═════ DATASET RECORDS ═════
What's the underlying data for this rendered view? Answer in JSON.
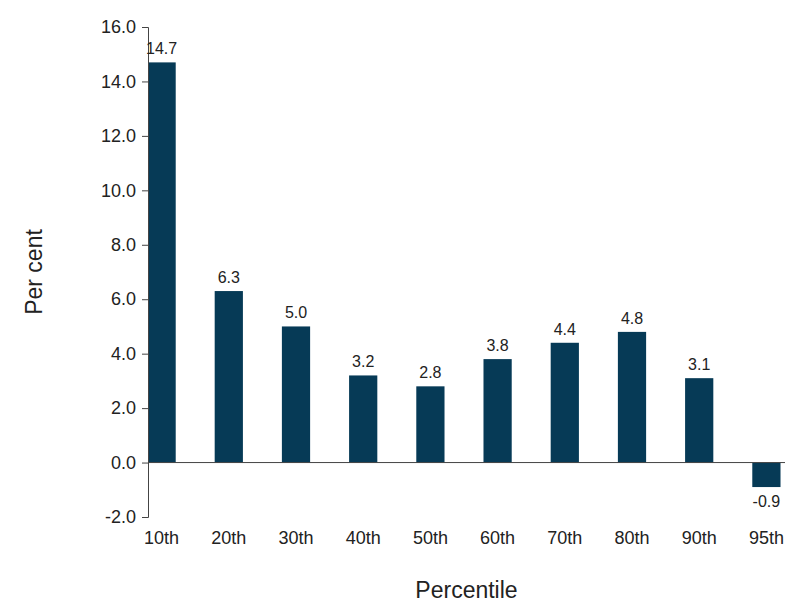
{
  "chart_data": {
    "type": "bar",
    "x_label": "Percentile",
    "y_label": "Per cent",
    "categories": [
      "10th",
      "20th",
      "30th",
      "40th",
      "50th",
      "60th",
      "70th",
      "80th",
      "90th",
      "95th"
    ],
    "values": [
      14.7,
      6.3,
      5.0,
      3.2,
      2.8,
      3.8,
      4.4,
      4.8,
      3.1,
      -0.9
    ],
    "value_labels": [
      "14.7",
      "6.3",
      "5.0",
      "3.2",
      "2.8",
      "3.8",
      "4.4",
      "4.8",
      "3.1",
      "-0.9"
    ],
    "color": "#063a56",
    "ylim": [
      -2,
      16
    ],
    "yticks": [
      {
        "value": -2,
        "label": "-2.0"
      },
      {
        "value": 0,
        "label": "0.0"
      },
      {
        "value": 2,
        "label": "2.0"
      },
      {
        "value": 4,
        "label": "4.0"
      },
      {
        "value": 6,
        "label": "6.0"
      },
      {
        "value": 8,
        "label": "8.0"
      },
      {
        "value": 10,
        "label": "10.0"
      },
      {
        "value": 12,
        "label": "12.0"
      },
      {
        "value": 14,
        "label": "14.0"
      },
      {
        "value": 16,
        "label": "16.0"
      }
    ],
    "grid": false,
    "data_labels": true
  }
}
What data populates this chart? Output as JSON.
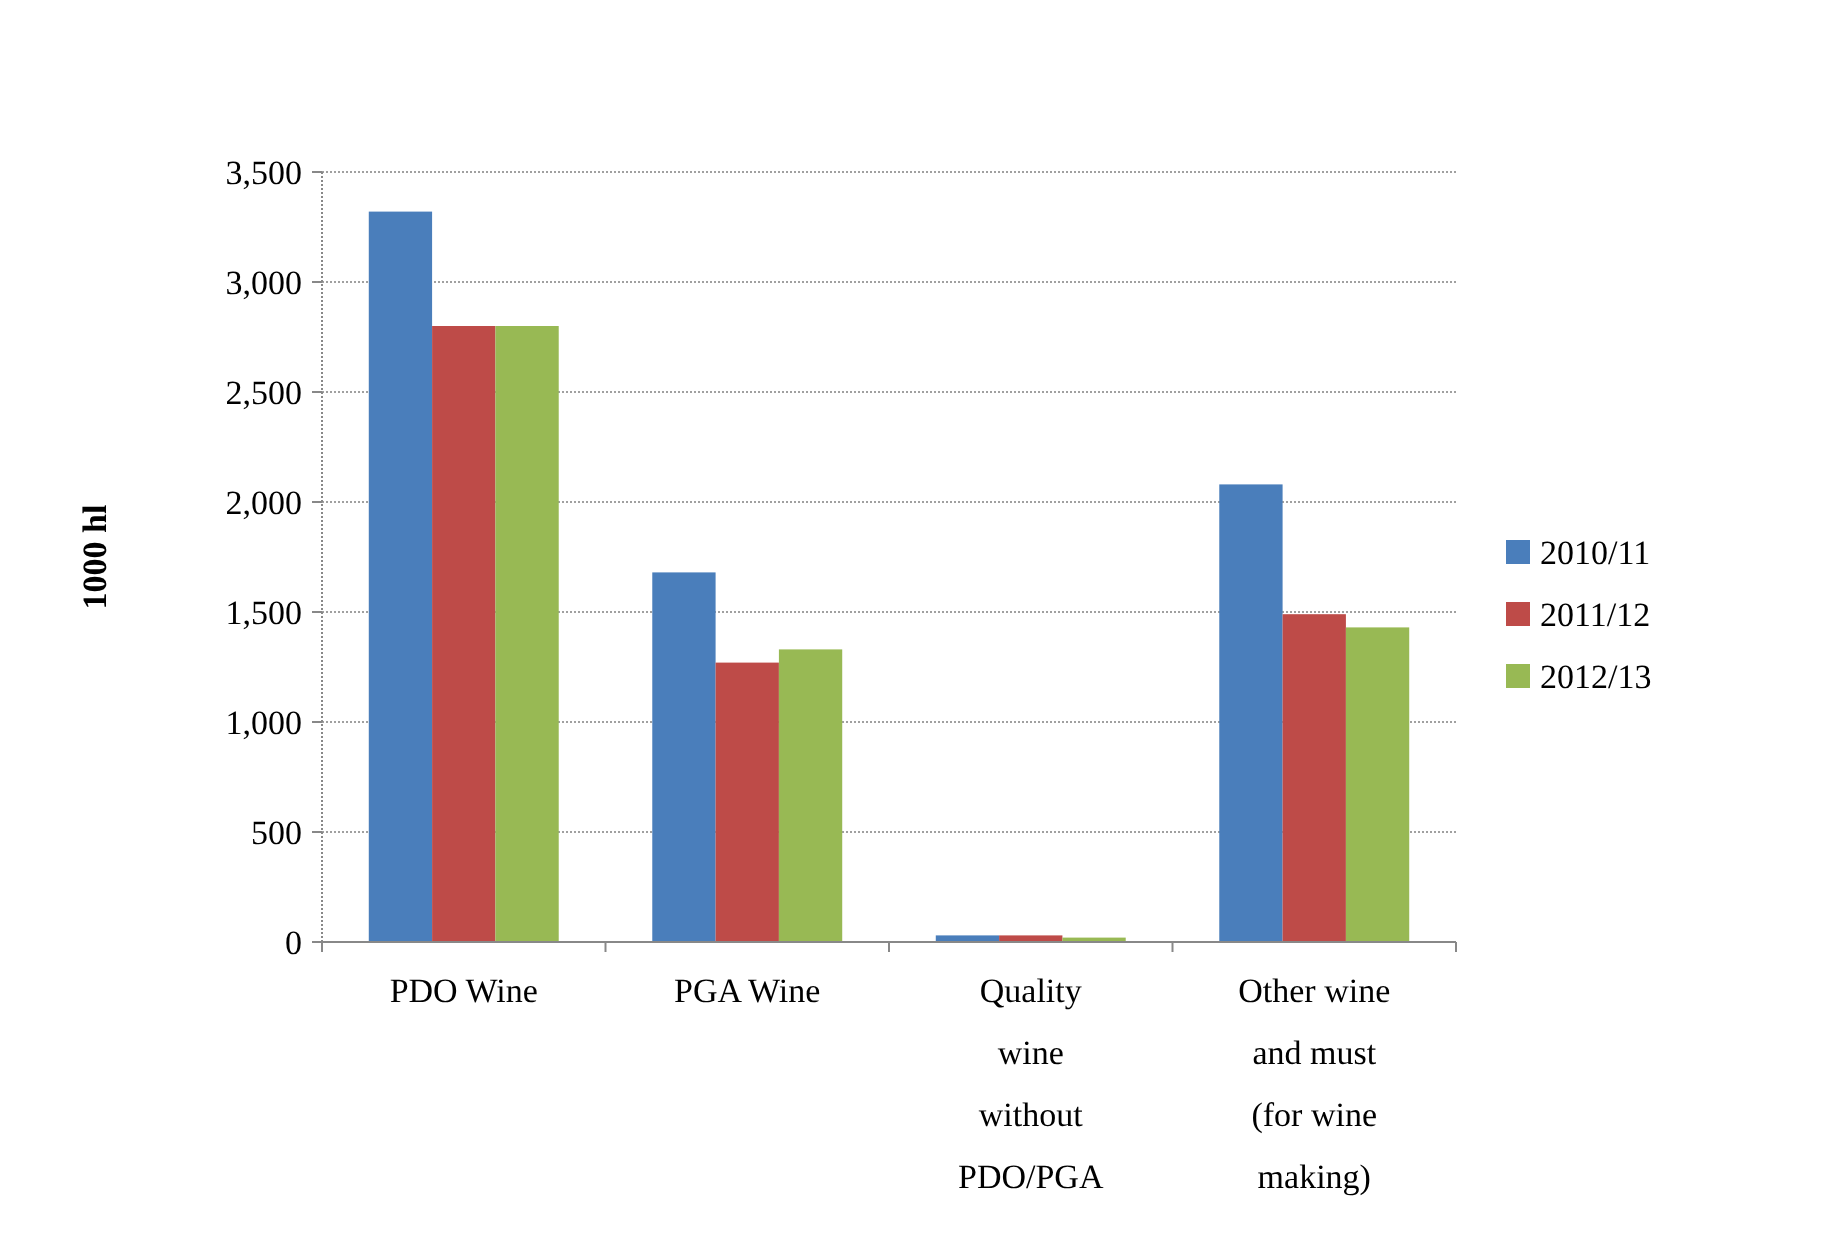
═════
§ **SET EXERCISE**
Make a copy of each line that contains the string "What".

§ **EXERCISE RESPONSE**
What's the underlying data for this rendered view? Answer in JSON.
What data populates this chart? Output as JSON.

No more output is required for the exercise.